(TASK DIRECTIONS):
Beneath this task is a listing; retype all of it exactly.

+++++

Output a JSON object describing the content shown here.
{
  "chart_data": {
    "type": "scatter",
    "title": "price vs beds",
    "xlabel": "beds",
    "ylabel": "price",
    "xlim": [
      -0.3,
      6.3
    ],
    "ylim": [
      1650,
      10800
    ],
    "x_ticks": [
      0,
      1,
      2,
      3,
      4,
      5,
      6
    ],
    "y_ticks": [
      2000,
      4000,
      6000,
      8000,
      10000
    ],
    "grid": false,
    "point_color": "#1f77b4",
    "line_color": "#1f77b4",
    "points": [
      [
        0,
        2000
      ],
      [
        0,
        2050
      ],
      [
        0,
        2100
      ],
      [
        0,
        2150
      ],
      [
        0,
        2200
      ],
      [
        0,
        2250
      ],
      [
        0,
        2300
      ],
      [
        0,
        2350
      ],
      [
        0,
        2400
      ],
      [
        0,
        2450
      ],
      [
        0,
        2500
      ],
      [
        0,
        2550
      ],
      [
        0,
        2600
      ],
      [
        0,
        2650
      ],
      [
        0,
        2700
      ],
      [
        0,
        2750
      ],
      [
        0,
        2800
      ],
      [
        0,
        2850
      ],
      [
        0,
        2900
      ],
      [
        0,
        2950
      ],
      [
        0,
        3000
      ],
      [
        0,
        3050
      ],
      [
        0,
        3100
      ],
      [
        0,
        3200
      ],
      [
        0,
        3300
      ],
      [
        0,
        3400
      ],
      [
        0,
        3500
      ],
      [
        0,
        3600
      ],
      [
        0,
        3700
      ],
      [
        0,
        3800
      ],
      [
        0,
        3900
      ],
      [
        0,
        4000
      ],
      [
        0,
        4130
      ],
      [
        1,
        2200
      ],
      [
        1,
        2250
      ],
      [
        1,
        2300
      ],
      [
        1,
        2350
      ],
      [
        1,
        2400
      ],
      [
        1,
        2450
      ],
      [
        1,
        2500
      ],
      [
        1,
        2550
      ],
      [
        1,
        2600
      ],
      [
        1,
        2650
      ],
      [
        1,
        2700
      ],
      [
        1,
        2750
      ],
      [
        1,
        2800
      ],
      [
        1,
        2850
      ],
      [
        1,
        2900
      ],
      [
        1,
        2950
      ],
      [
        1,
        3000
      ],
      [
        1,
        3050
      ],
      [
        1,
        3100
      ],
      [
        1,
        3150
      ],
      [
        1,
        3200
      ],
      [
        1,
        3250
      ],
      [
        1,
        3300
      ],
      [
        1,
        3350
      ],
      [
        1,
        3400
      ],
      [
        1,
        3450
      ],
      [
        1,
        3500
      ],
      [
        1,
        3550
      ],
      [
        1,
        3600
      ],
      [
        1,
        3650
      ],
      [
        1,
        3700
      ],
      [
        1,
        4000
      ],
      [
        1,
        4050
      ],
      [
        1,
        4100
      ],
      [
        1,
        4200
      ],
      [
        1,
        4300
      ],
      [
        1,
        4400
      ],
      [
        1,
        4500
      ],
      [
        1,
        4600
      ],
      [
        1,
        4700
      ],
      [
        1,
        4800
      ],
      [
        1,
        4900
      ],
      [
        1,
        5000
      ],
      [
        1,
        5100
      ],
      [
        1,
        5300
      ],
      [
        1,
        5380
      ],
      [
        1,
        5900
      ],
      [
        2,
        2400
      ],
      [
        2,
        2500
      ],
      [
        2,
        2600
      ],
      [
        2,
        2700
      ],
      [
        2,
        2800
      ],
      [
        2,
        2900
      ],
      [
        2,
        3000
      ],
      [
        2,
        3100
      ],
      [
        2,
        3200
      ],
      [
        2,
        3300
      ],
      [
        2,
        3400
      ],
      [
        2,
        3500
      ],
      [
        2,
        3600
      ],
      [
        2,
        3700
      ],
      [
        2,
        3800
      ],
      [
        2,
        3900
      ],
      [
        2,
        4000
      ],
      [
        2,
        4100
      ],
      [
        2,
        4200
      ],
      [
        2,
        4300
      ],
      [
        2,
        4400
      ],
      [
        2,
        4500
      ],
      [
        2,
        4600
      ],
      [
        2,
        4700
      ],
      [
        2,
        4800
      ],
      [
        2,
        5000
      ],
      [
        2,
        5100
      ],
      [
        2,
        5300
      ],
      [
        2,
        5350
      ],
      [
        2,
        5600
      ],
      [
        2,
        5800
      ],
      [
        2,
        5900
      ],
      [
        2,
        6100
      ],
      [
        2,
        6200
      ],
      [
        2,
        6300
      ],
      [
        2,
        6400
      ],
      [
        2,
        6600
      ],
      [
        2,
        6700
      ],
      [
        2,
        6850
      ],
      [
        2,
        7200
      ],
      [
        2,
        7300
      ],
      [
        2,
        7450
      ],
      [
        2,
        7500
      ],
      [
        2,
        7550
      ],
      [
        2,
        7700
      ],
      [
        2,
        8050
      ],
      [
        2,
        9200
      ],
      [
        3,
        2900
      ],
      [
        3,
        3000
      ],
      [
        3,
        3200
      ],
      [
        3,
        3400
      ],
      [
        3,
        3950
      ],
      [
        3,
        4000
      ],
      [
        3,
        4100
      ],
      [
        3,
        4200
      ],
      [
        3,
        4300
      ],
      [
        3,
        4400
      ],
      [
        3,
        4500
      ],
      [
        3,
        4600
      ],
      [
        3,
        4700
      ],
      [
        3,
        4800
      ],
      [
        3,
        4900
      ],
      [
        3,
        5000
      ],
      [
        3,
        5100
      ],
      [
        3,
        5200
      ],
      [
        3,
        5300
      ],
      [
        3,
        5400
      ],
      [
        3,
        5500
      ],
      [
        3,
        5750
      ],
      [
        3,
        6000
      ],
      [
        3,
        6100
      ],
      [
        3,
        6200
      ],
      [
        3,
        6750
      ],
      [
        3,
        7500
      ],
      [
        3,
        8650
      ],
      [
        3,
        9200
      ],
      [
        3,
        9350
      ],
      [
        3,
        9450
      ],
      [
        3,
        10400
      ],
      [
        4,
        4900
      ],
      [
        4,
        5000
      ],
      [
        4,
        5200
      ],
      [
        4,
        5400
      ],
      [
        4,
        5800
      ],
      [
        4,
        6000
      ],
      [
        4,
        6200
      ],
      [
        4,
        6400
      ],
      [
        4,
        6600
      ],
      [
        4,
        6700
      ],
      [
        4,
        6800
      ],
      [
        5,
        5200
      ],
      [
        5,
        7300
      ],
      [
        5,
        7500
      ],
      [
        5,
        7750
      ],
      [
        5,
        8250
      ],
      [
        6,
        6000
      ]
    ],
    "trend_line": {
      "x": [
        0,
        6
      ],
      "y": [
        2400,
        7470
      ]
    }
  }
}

+++++

(SOLUTION FOR THIS TASK):
Output a JSON object describing the content shown here.
{
  "chart_data": {
    "type": "scatter",
    "title": "price vs beds",
    "xlabel": "beds",
    "ylabel": "price",
    "xlim": [
      -0.3,
      6.3
    ],
    "ylim": [
      1650,
      10800
    ],
    "x_ticks": [
      0,
      1,
      2,
      3,
      4,
      5,
      6
    ],
    "y_ticks": [
      2000,
      4000,
      6000,
      8000,
      10000
    ],
    "grid": false,
    "point_color": "#1f77b4",
    "line_color": "#1f77b4",
    "points": [
      [
        0,
        2000
      ],
      [
        0,
        2050
      ],
      [
        0,
        2100
      ],
      [
        0,
        2150
      ],
      [
        0,
        2200
      ],
      [
        0,
        2250
      ],
      [
        0,
        2300
      ],
      [
        0,
        2350
      ],
      [
        0,
        2400
      ],
      [
        0,
        2450
      ],
      [
        0,
        2500
      ],
      [
        0,
        2550
      ],
      [
        0,
        2600
      ],
      [
        0,
        2650
      ],
      [
        0,
        2700
      ],
      [
        0,
        2750
      ],
      [
        0,
        2800
      ],
      [
        0,
        2850
      ],
      [
        0,
        2900
      ],
      [
        0,
        2950
      ],
      [
        0,
        3000
      ],
      [
        0,
        3050
      ],
      [
        0,
        3100
      ],
      [
        0,
        3200
      ],
      [
        0,
        3300
      ],
      [
        0,
        3400
      ],
      [
        0,
        3500
      ],
      [
        0,
        3600
      ],
      [
        0,
        3700
      ],
      [
        0,
        3800
      ],
      [
        0,
        3900
      ],
      [
        0,
        4000
      ],
      [
        0,
        4130
      ],
      [
        1,
        2200
      ],
      [
        1,
        2250
      ],
      [
        1,
        2300
      ],
      [
        1,
        2350
      ],
      [
        1,
        2400
      ],
      [
        1,
        2450
      ],
      [
        1,
        2500
      ],
      [
        1,
        2550
      ],
      [
        1,
        2600
      ],
      [
        1,
        2650
      ],
      [
        1,
        2700
      ],
      [
        1,
        2750
      ],
      [
        1,
        2800
      ],
      [
        1,
        2850
      ],
      [
        1,
        2900
      ],
      [
        1,
        2950
      ],
      [
        1,
        3000
      ],
      [
        1,
        3050
      ],
      [
        1,
        3100
      ],
      [
        1,
        3150
      ],
      [
        1,
        3200
      ],
      [
        1,
        3250
      ],
      [
        1,
        3300
      ],
      [
        1,
        3350
      ],
      [
        1,
        3400
      ],
      [
        1,
        3450
      ],
      [
        1,
        3500
      ],
      [
        1,
        3550
      ],
      [
        1,
        3600
      ],
      [
        1,
        3650
      ],
      [
        1,
        3700
      ],
      [
        1,
        4000
      ],
      [
        1,
        4050
      ],
      [
        1,
        4100
      ],
      [
        1,
        4200
      ],
      [
        1,
        4300
      ],
      [
        1,
        4400
      ],
      [
        1,
        4500
      ],
      [
        1,
        4600
      ],
      [
        1,
        4700
      ],
      [
        1,
        4800
      ],
      [
        1,
        4900
      ],
      [
        1,
        5000
      ],
      [
        1,
        5100
      ],
      [
        1,
        5300
      ],
      [
        1,
        5380
      ],
      [
        1,
        5900
      ],
      [
        2,
        2400
      ],
      [
        2,
        2500
      ],
      [
        2,
        2600
      ],
      [
        2,
        2700
      ],
      [
        2,
        2800
      ],
      [
        2,
        2900
      ],
      [
        2,
        3000
      ],
      [
        2,
        3100
      ],
      [
        2,
        3200
      ],
      [
        2,
        3300
      ],
      [
        2,
        3400
      ],
      [
        2,
        3500
      ],
      [
        2,
        3600
      ],
      [
        2,
        3700
      ],
      [
        2,
        3800
      ],
      [
        2,
        3900
      ],
      [
        2,
        4000
      ],
      [
        2,
        4100
      ],
      [
        2,
        4200
      ],
      [
        2,
        4300
      ],
      [
        2,
        4400
      ],
      [
        2,
        4500
      ],
      [
        2,
        4600
      ],
      [
        2,
        4700
      ],
      [
        2,
        4800
      ],
      [
        2,
        5000
      ],
      [
        2,
        5100
      ],
      [
        2,
        5300
      ],
      [
        2,
        5350
      ],
      [
        2,
        5600
      ],
      [
        2,
        5800
      ],
      [
        2,
        5900
      ],
      [
        2,
        6100
      ],
      [
        2,
        6200
      ],
      [
        2,
        6300
      ],
      [
        2,
        6400
      ],
      [
        2,
        6600
      ],
      [
        2,
        6700
      ],
      [
        2,
        6850
      ],
      [
        2,
        7200
      ],
      [
        2,
        7300
      ],
      [
        2,
        7450
      ],
      [
        2,
        7500
      ],
      [
        2,
        7550
      ],
      [
        2,
        7700
      ],
      [
        2,
        8050
      ],
      [
        2,
        9200
      ],
      [
        3,
        2900
      ],
      [
        3,
        3000
      ],
      [
        3,
        3200
      ],
      [
        3,
        3400
      ],
      [
        3,
        3950
      ],
      [
        3,
        4000
      ],
      [
        3,
        4100
      ],
      [
        3,
        4200
      ],
      [
        3,
        4300
      ],
      [
        3,
        4400
      ],
      [
        3,
        4500
      ],
      [
        3,
        4600
      ],
      [
        3,
        4700
      ],
      [
        3,
        4800
      ],
      [
        3,
        4900
      ],
      [
        3,
        5000
      ],
      [
        3,
        5100
      ],
      [
        3,
        5200
      ],
      [
        3,
        5300
      ],
      [
        3,
        5400
      ],
      [
        3,
        5500
      ],
      [
        3,
        5750
      ],
      [
        3,
        6000
      ],
      [
        3,
        6100
      ],
      [
        3,
        6200
      ],
      [
        3,
        6750
      ],
      [
        3,
        7500
      ],
      [
        3,
        8650
      ],
      [
        3,
        9200
      ],
      [
        3,
        9350
      ],
      [
        3,
        9450
      ],
      [
        3,
        10400
      ],
      [
        4,
        4900
      ],
      [
        4,
        5000
      ],
      [
        4,
        5200
      ],
      [
        4,
        5400
      ],
      [
        4,
        5800
      ],
      [
        4,
        6000
      ],
      [
        4,
        6200
      ],
      [
        4,
        6400
      ],
      [
        4,
        6600
      ],
      [
        4,
        6700
      ],
      [
        4,
        6800
      ],
      [
        5,
        5200
      ],
      [
        5,
        7300
      ],
      [
        5,
        7500
      ],
      [
        5,
        7750
      ],
      [
        5,
        8250
      ],
      [
        6,
        6000
      ]
    ],
    "trend_line": {
      "x": [
        0,
        6
      ],
      "y": [
        2400,
        7470
      ]
    }
  }
}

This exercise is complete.